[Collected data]
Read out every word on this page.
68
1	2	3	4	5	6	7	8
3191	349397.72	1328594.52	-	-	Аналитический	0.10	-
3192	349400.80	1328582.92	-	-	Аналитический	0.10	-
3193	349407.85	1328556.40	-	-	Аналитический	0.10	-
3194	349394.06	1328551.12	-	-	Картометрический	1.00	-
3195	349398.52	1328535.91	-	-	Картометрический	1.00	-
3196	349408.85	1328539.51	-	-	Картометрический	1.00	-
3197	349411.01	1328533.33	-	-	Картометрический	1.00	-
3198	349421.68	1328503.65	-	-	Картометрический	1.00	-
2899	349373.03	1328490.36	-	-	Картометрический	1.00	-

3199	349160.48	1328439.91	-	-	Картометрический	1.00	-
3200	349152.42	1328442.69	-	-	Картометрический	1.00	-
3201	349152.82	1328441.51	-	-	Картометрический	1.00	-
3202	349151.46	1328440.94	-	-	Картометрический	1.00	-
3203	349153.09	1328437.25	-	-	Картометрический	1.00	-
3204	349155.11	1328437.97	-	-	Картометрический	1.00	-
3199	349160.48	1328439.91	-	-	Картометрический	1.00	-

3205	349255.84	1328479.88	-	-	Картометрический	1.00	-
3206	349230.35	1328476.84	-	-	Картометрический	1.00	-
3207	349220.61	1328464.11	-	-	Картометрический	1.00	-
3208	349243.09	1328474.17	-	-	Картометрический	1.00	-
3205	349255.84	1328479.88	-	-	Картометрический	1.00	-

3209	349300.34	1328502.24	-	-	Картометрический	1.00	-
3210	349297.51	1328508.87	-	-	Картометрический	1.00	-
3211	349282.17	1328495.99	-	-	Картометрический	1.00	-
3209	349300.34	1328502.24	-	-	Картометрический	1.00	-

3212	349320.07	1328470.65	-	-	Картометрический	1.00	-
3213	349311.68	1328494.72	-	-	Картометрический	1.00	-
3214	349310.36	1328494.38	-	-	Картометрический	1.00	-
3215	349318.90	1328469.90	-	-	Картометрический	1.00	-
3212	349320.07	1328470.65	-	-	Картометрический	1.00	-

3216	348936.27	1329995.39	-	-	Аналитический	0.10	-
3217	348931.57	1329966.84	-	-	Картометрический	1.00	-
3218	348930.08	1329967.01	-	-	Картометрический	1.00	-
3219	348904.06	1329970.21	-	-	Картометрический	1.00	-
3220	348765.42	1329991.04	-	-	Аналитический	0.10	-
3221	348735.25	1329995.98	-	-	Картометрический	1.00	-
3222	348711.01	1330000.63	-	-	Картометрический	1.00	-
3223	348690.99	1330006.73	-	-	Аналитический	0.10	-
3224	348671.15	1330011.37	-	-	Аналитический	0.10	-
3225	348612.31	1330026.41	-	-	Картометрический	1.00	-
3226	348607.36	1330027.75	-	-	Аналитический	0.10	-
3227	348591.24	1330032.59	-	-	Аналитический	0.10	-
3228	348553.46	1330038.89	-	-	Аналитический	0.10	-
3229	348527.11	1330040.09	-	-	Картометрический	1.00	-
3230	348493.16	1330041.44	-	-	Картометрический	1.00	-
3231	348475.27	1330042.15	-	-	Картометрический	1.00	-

● What the task asks
Your task is to repeat the data exactly, with nothing left out.

● Finished answer
Read out every word on this page.
68
1	2	3	4	5	6	7	8
3191	349397.72	1328594.52	-	-	Аналитический	0.10	-
3192	349400.80	1328582.92	-	-	Аналитический	0.10	-
3193	349407.85	1328556.40	-	-	Аналитический	0.10	-
3194	349394.06	1328551.12	-	-	Картометрический	1.00	-
3195	349398.52	1328535.91	-	-	Картометрический	1.00	-
3196	349408.85	1328539.51	-	-	Картометрический	1.00	-
3197	349411.01	1328533.33	-	-	Картометрический	1.00	-
3198	349421.68	1328503.65	-	-	Картометрический	1.00	-
2899	349373.03	1328490.36	-	-	Картометрический	1.00	-

3199	349160.48	1328439.91	-	-	Картометрический	1.00	-
3200	349152.42	1328442.69	-	-	Картометрический	1.00	-
3201	349152.82	1328441.51	-	-	Картометрический	1.00	-
3202	349151.46	1328440.94	-	-	Картометрический	1.00	-
3203	349153.09	1328437.25	-	-	Картометрический	1.00	-
3204	349155.11	1328437.97	-	-	Картометрический	1.00	-
3199	349160.48	1328439.91	-	-	Картометрический	1.00	-

3205	349255.84	1328479.88	-	-	Картометрический	1.00	-
3206	349230.35	1328476.84	-	-	Картометрический	1.00	-
3207	349220.61	1328464.11	-	-	Картометрический	1.00	-
3208	349243.09	1328474.17	-	-	Картометрический	1.00	-
3205	349255.84	1328479.88	-	-	Картометрический	1.00	-

3209	349300.34	1328502.24	-	-	Картометрический	1.00	-
3210	349297.51	1328508.87	-	-	Картометрический	1.00	-
3211	349282.17	1328495.99	-	-	Картометрический	1.00	-
3209	349300.34	1328502.24	-	-	Картометрический	1.00	-

3212	349320.07	1328470.65	-	-	Картометрический	1.00	-
3213	349311.68	1328494.72	-	-	Картометрический	1.00	-
3214	349310.36	1328494.38	-	-	Картометрический	1.00	-
3215	349318.90	1328469.90	-	-	Картометрический	1.00	-
3212	349320.07	1328470.65	-	-	Картометрический	1.00	-

3216	348936.27	1329995.39	-	-	Аналитический	0.10	-
3217	348931.57	1329966.84	-	-	Картометрический	1.00	-
3218	348930.08	1329967.01	-	-	Картометрический	1.00	-
3219	348904.06	1329970.21	-	-	Картометрический	1.00	-
3220	348765.42	1329991.04	-	-	Аналитический	0.10	-
3221	348735.25	1329995.98	-	-	Картометрический	1.00	-
3222	348711.01	1330000.63	-	-	Картометрический	1.00	-
3223	348690.99	1330006.73	-	-	Аналитический	0.10	-
3224	348671.15	1330011.37	-	-	Аналитический	0.10	-
3225	348612.31	1330026.41	-	-	Картометрический	1.00	-
3226	348607.36	1330027.75	-	-	Аналитический	0.10	-
3227	348591.24	1330032.59	-	-	Аналитический	0.10	-
3228	348553.46	1330038.89	-	-	Аналитический	0.10	-
3229	348527.11	1330040.09	-	-	Картометрический	1.00	-
3230	348493.16	1330041.44	-	-	Картометрический	1.00	-
3231	348475.27	1330042.15	-	-	Картометрический	1.00	-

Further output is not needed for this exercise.